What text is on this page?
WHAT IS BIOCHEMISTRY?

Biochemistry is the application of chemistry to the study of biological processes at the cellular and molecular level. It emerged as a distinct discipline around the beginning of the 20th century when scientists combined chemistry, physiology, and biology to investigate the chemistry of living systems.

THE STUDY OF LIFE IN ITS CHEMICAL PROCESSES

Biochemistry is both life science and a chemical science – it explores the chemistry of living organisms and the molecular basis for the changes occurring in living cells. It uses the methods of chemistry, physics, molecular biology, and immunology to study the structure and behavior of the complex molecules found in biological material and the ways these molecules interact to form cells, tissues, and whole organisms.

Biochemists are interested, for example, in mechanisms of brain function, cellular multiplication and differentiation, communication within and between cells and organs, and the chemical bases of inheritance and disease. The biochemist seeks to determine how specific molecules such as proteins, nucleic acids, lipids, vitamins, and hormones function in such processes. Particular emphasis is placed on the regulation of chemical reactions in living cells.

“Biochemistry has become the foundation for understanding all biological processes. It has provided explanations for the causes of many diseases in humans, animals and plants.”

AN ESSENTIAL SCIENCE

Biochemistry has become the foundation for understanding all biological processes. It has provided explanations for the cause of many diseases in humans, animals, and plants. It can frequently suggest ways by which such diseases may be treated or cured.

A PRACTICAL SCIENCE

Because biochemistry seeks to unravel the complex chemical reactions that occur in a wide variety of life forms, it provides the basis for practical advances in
★ ★ ★
## Exercise prompt
Among the lines of the listing above, tally the ones holding the string "foundation" and give that count alone.

## Answer section
2